What follows is a block of records; reproduce all of it verbatim.

--- Dataset rows ---
------

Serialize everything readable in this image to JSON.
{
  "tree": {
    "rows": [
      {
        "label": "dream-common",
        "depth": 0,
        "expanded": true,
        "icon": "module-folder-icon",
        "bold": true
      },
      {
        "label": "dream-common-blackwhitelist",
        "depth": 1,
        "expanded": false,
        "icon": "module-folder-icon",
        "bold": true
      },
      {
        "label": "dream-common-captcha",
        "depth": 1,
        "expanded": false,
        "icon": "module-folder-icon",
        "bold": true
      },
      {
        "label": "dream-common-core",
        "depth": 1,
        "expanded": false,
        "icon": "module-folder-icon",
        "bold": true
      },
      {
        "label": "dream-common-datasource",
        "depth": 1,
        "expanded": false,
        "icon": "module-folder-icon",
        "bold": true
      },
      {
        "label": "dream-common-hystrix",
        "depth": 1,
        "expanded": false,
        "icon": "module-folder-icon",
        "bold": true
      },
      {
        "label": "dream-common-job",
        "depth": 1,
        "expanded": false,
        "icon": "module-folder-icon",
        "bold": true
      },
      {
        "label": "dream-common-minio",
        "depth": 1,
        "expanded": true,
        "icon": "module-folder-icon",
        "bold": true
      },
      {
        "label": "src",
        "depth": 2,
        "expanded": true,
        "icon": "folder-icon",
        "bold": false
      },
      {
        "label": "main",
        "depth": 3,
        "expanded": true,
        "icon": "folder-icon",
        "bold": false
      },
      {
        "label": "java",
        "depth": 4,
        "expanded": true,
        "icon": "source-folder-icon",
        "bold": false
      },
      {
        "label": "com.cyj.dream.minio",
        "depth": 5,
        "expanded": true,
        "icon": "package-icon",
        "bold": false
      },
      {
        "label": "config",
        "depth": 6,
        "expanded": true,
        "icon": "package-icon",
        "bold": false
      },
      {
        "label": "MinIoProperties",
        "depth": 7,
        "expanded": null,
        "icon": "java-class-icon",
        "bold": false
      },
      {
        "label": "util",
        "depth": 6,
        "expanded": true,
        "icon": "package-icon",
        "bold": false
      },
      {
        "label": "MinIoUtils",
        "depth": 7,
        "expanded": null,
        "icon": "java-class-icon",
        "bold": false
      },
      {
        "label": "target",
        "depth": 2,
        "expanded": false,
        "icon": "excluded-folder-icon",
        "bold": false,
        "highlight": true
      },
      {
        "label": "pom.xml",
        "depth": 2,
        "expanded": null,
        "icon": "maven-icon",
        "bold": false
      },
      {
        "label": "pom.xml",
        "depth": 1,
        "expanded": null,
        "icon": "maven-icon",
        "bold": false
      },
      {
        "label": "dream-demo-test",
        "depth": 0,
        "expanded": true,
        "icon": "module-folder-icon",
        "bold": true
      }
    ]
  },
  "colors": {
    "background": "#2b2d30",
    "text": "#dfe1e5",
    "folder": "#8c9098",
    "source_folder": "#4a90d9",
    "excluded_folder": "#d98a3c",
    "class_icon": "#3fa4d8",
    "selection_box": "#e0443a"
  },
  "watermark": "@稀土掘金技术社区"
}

------

--- Exercise response ---
Serialize everything readable in this image to JSON.
{
  "tree": {
    "rows": [
      {
        "label": "dream-common",
        "depth": 0,
        "expanded": true,
        "icon": "module-folder-icon",
        "bold": true
      },
      {
        "label": "dream-common-blackwhitelist",
        "depth": 1,
        "expanded": false,
        "icon": "module-folder-icon",
        "bold": true
      },
      {
        "label": "dream-common-captcha",
        "depth": 1,
        "expanded": false,
        "icon": "module-folder-icon",
        "bold": true
      },
      {
        "label": "dream-common-core",
        "depth": 1,
        "expanded": false,
        "icon": "module-folder-icon",
        "bold": true
      },
      {
        "label": "dream-common-datasource",
        "depth": 1,
        "expanded": false,
        "icon": "module-folder-icon",
        "bold": true
      },
      {
        "label": "dream-common-hystrix",
        "depth": 1,
        "expanded": false,
        "icon": "module-folder-icon",
        "bold": true
      },
      {
        "label": "dream-common-job",
        "depth": 1,
        "expanded": false,
        "icon": "module-folder-icon",
        "bold": true
      },
      {
        "label": "dream-common-minio",
        "depth": 1,
        "expanded": true,
        "icon": "module-folder-icon",
        "bold": true
      },
      {
        "label": "src",
        "depth": 2,
        "expanded": true,
        "icon": "folder-icon",
        "bold": false
      },
      {
        "label": "main",
        "depth": 3,
        "expanded": true,
        "icon": "folder-icon",
        "bold": false
      },
      {
        "label": "java",
        "depth": 4,
        "expanded": true,
        "icon": "source-folder-icon",
        "bold": false
      },
      {
        "label": "com.cyj.dream.minio",
        "depth": 5,
        "expanded": true,
        "icon": "package-icon",
        "bold": false
      },
      {
        "label": "config",
        "depth": 6,
        "expanded": true,
        "icon": "package-icon",
        "bold": false
      },
      {
        "label": "MinIoProperties",
        "depth": 7,
        "expanded": null,
        "icon": "java-class-icon",
        "bold": false
      },
      {
        "label": "util",
        "depth": 6,
        "expanded": true,
        "icon": "package-icon",
        "bold": false
      },
      {
        "label": "MinIoUtils",
        "depth": 7,
        "expanded": null,
        "icon": "java-class-icon",
        "bold": false
      },
      {
        "label": "target",
        "depth": 2,
        "expanded": false,
        "icon": "excluded-folder-icon",
        "bold": false,
        "highlight": true
      },
      {
        "label": "pom.xml",
        "depth": 2,
        "expanded": null,
        "icon": "maven-icon",
        "bold": false
      },
      {
        "label": "pom.xml",
        "depth": 1,
        "expanded": null,
        "icon": "maven-icon",
        "bold": false
      },
      {
        "label": "dream-demo-test",
        "depth": 0,
        "expanded": true,
        "icon": "module-folder-icon",
        "bold": true
      }
    ]
  },
  "colors": {
    "background": "#2b2d30",
    "text": "#dfe1e5",
    "folder": "#8c9098",
    "source_folder": "#4a90d9",
    "excluded_folder": "#d98a3c",
    "class_icon": "#3fa4d8",
    "selection_box": "#e0443a"
  },
  "watermark": "@稀土掘金技术社区"
}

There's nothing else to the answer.